**PROBLEM**
Produce an exact transcription of the listing below, omitting the pictures.

(Extracted data entries)
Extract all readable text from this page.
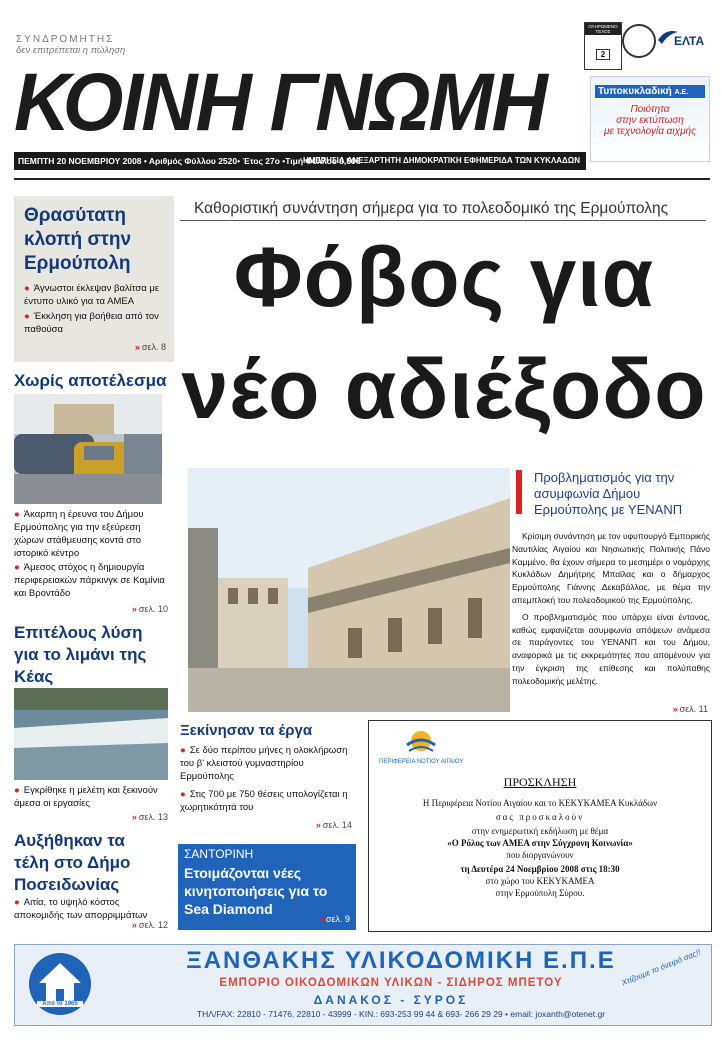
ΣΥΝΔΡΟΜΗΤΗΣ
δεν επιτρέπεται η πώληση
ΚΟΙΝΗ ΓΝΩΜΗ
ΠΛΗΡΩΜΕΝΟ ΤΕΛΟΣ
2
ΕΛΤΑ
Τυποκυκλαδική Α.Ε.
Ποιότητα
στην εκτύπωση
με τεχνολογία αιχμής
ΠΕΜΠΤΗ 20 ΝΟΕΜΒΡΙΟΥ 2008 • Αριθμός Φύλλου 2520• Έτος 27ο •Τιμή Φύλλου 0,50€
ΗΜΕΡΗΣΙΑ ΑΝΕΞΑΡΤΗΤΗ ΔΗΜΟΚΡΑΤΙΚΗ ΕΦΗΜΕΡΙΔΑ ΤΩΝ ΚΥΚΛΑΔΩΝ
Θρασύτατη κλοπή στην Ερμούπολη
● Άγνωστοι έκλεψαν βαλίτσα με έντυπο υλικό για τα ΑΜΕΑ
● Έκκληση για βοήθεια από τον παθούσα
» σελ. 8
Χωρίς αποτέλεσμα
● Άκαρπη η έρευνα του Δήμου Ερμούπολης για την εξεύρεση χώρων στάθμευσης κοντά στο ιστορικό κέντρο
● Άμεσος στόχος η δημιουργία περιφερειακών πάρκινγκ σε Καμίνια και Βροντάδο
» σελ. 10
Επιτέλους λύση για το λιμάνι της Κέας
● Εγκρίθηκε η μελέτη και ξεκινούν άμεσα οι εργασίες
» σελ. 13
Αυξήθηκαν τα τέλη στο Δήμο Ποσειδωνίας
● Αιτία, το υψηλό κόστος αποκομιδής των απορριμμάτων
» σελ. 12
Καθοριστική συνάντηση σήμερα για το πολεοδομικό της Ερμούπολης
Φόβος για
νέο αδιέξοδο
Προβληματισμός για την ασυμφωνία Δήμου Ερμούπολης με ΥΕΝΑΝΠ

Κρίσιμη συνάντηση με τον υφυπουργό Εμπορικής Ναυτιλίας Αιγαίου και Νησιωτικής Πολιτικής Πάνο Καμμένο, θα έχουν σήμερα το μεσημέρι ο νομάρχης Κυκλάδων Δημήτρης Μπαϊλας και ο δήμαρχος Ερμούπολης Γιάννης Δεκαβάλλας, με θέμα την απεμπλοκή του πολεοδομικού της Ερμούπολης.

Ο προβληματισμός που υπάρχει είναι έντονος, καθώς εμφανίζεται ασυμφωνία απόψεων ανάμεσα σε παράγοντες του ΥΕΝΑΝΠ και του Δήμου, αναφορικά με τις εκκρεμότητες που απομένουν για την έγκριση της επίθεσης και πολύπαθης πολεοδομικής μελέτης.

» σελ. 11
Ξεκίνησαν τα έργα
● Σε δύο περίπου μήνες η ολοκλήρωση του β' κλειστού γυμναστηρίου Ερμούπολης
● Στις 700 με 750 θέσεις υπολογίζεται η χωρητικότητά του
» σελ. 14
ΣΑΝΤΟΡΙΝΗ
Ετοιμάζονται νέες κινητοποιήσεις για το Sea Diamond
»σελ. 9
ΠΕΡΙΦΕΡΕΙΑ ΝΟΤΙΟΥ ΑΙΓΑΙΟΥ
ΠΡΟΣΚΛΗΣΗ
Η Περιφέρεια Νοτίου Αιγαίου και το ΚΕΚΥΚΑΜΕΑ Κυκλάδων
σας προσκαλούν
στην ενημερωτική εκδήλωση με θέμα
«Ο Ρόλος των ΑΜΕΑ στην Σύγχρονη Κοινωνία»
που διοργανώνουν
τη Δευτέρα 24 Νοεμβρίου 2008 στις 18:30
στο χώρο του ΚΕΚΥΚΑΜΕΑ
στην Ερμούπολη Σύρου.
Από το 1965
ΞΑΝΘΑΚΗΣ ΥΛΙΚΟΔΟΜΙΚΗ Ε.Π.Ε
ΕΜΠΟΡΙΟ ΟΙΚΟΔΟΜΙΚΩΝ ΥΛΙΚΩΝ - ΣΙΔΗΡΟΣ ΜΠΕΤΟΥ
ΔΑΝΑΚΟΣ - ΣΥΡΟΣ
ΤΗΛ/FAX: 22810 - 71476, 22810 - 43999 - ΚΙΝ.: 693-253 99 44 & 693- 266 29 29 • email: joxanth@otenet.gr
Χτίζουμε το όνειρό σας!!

**OUTPUT OF THE EXERCISE**
Extract all readable text from this page.
ΣΥΝΔΡΟΜΗΤΗΣ
δεν επιτρέπεται η πώληση
ΚΟΙΝΗ ΓΝΩΜΗ
ΠΛΗΡΩΜΕΝΟ ΤΕΛΟΣ
2
ΕΛΤΑ
Τυποκυκλαδική Α.Ε.
Ποιότητα
στην εκτύπωση
με τεχνολογία αιχμής
ΠΕΜΠΤΗ 20 ΝΟΕΜΒΡΙΟΥ 2008 • Αριθμός Φύλλου 2520• Έτος 27ο •Τιμή Φύλλου 0,50€
ΗΜΕΡΗΣΙΑ ΑΝΕΞΑΡΤΗΤΗ ΔΗΜΟΚΡΑΤΙΚΗ ΕΦΗΜΕΡΙΔΑ ΤΩΝ ΚΥΚΛΑΔΩΝ
Θρασύτατη κλοπή στην Ερμούπολη
● Άγνωστοι έκλεψαν βαλίτσα με έντυπο υλικό για τα ΑΜΕΑ
● Έκκληση για βοήθεια από τον παθούσα
» σελ. 8
Χωρίς αποτέλεσμα
● Άκαρπη η έρευνα του Δήμου Ερμούπολης για την εξεύρεση χώρων στάθμευσης κοντά στο ιστορικό κέντρο
● Άμεσος στόχος η δημιουργία περιφερειακών πάρκινγκ σε Καμίνια και Βροντάδο
» σελ. 10
Επιτέλους λύση για το λιμάνι της Κέας
● Εγκρίθηκε η μελέτη και ξεκινούν άμεσα οι εργασίες
» σελ. 13
Αυξήθηκαν τα τέλη στο Δήμο Ποσειδωνίας
● Αιτία, το υψηλό κόστος αποκομιδής των απορριμμάτων
» σελ. 12
Καθοριστική συνάντηση σήμερα για το πολεοδομικό της Ερμούπολης
Φόβος για
νέο αδιέξοδο
Προβληματισμός για την ασυμφωνία Δήμου Ερμούπολης με ΥΕΝΑΝΠ

Κρίσιμη συνάντηση με τον υφυπουργό Εμπορικής Ναυτιλίας Αιγαίου και Νησιωτικής Πολιτικής Πάνο Καμμένο, θα έχουν σήμερα το μεσημέρι ο νομάρχης Κυκλάδων Δημήτρης Μπαϊλας και ο δήμαρχος Ερμούπολης Γιάννης Δεκαβάλλας, με θέμα την απεμπλοκή του πολεοδομικού της Ερμούπολης.

Ο προβληματισμός που υπάρχει είναι έντονος, καθώς εμφανίζεται ασυμφωνία απόψεων ανάμεσα σε παράγοντες του ΥΕΝΑΝΠ και του Δήμου, αναφορικά με τις εκκρεμότητες που απομένουν για την έγκριση της επίθεσης και πολύπαθης πολεοδομικής μελέτης.

» σελ. 11
Ξεκίνησαν τα έργα
● Σε δύο περίπου μήνες η ολοκλήρωση του β' κλειστού γυμναστηρίου Ερμούπολης
● Στις 700 με 750 θέσεις υπολογίζεται η χωρητικότητά του
» σελ. 14
ΣΑΝΤΟΡΙΝΗ
Ετοιμάζονται νέες κινητοποιήσεις για το Sea Diamond
»σελ. 9
ΠΕΡΙΦΕΡΕΙΑ ΝΟΤΙΟΥ ΑΙΓΑΙΟΥ
ΠΡΟΣΚΛΗΣΗ
Η Περιφέρεια Νοτίου Αιγαίου και το ΚΕΚΥΚΑΜΕΑ Κυκλάδων
σας προσκαλούν
στην ενημερωτική εκδήλωση με θέμα
«Ο Ρόλος των ΑΜΕΑ στην Σύγχρονη Κοινωνία»
που διοργανώνουν
τη Δευτέρα 24 Νοεμβρίου 2008 στις 18:30
στο χώρο του ΚΕΚΥΚΑΜΕΑ
στην Ερμούπολη Σύρου.
Από το 1965
ΞΑΝΘΑΚΗΣ ΥΛΙΚΟΔΟΜΙΚΗ Ε.Π.Ε
ΕΜΠΟΡΙΟ ΟΙΚΟΔΟΜΙΚΩΝ ΥΛΙΚΩΝ - ΣΙΔΗΡΟΣ ΜΠΕΤΟΥ
ΔΑΝΑΚΟΣ - ΣΥΡΟΣ
ΤΗΛ/FAX: 22810 - 71476, 22810 - 43999 - ΚΙΝ.: 693-253 99 44 & 693- 266 29 29 • email: joxanth@otenet.gr
Χτίζουμε το όνειρό σας!!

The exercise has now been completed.